> Work to be completed: Exactly reproduce each line of the listing that follows.
-- Materials provided start --
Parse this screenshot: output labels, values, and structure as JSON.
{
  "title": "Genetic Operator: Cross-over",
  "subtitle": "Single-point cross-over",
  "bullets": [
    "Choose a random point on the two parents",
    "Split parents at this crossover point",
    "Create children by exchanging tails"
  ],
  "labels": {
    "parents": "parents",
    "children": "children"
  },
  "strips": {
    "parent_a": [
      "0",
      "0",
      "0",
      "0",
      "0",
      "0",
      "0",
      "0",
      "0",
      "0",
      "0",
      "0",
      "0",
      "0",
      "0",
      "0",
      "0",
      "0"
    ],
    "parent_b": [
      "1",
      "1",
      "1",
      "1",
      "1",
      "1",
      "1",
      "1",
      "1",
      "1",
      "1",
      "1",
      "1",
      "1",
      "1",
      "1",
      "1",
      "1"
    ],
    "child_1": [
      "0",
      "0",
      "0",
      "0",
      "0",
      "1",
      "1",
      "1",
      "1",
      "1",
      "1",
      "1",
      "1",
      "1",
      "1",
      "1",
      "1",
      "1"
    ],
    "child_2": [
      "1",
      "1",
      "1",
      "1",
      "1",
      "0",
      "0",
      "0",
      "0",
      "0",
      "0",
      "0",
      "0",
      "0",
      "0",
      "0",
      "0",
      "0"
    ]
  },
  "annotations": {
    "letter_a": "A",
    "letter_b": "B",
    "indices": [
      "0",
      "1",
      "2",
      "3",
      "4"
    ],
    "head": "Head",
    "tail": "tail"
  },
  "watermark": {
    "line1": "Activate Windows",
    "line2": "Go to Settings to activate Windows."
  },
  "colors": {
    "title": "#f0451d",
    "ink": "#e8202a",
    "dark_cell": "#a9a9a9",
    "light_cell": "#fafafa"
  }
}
-- Materials provided end --
> The reply:
Parse this screenshot: output labels, values, and structure as JSON.
{
  "title": "Genetic Operator: Cross-over",
  "subtitle": "Single-point cross-over",
  "bullets": [
    "Choose a random point on the two parents",
    "Split parents at this crossover point",
    "Create children by exchanging tails"
  ],
  "labels": {
    "parents": "parents",
    "children": "children"
  },
  "strips": {
    "parent_a": [
      "0",
      "0",
      "0",
      "0",
      "0",
      "0",
      "0",
      "0",
      "0",
      "0",
      "0",
      "0",
      "0",
      "0",
      "0",
      "0",
      "0",
      "0"
    ],
    "parent_b": [
      "1",
      "1",
      "1",
      "1",
      "1",
      "1",
      "1",
      "1",
      "1",
      "1",
      "1",
      "1",
      "1",
      "1",
      "1",
      "1",
      "1",
      "1"
    ],
    "child_1": [
      "0",
      "0",
      "0",
      "0",
      "0",
      "1",
      "1",
      "1",
      "1",
      "1",
      "1",
      "1",
      "1",
      "1",
      "1",
      "1",
      "1",
      "1"
    ],
    "child_2": [
      "1",
      "1",
      "1",
      "1",
      "1",
      "0",
      "0",
      "0",
      "0",
      "0",
      "0",
      "0",
      "0",
      "0",
      "0",
      "0",
      "0",
      "0"
    ]
  },
  "annotations": {
    "letter_a": "A",
    "letter_b": "B",
    "indices": [
      "0",
      "1",
      "2",
      "3",
      "4"
    ],
    "head": "Head",
    "tail": "tail"
  },
  "watermark": {
    "line1": "Activate Windows",
    "line2": "Go to Settings to activate Windows."
  },
  "colors": {
    "title": "#f0451d",
    "ink": "#e8202a",
    "dark_cell": "#a9a9a9",
    "light_cell": "#fafafa"
  }
}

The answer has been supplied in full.